Locate each line containing the string "iterator" and copy it out.
═════ Exercise input
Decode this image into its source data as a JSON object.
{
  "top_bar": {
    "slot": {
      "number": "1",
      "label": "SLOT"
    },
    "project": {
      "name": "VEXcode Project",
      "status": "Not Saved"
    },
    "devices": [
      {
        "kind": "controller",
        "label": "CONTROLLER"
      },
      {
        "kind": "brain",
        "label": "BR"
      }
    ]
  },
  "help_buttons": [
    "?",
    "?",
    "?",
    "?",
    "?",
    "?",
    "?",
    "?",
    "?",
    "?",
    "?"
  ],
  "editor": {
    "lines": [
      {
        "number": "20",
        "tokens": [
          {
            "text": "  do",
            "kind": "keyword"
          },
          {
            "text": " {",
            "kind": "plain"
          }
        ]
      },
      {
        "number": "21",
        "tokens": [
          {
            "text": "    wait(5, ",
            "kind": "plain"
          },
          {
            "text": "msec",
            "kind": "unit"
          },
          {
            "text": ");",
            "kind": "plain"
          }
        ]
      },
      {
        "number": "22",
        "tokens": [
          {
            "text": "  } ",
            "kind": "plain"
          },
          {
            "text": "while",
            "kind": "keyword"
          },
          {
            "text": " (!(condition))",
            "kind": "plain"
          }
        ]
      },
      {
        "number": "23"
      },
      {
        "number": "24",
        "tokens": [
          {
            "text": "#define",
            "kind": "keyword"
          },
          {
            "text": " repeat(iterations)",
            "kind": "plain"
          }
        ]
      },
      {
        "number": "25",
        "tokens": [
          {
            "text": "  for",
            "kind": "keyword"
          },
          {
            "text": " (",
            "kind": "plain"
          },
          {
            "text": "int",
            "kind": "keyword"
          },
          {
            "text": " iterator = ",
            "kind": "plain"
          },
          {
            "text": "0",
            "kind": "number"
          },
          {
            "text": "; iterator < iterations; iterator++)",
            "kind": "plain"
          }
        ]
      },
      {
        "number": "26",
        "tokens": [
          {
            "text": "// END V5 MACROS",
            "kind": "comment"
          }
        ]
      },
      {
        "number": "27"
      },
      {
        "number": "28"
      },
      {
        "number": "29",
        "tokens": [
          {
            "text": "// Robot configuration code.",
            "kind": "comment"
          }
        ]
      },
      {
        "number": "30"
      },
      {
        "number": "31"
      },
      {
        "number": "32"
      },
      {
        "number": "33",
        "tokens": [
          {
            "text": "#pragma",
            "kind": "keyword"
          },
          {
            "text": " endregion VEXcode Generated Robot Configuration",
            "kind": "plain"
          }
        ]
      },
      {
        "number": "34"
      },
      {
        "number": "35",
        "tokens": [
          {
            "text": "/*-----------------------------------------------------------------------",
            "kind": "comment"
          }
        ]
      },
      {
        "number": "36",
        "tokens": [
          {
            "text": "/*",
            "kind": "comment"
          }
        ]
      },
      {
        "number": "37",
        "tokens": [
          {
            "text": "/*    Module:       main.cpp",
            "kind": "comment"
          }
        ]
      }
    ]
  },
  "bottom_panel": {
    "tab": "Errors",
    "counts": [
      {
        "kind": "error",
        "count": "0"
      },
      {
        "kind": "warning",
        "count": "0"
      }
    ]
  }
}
══════════
Task answer:
            "text": " iterator = ",
            "text": "; iterator < iterations; iterator++)",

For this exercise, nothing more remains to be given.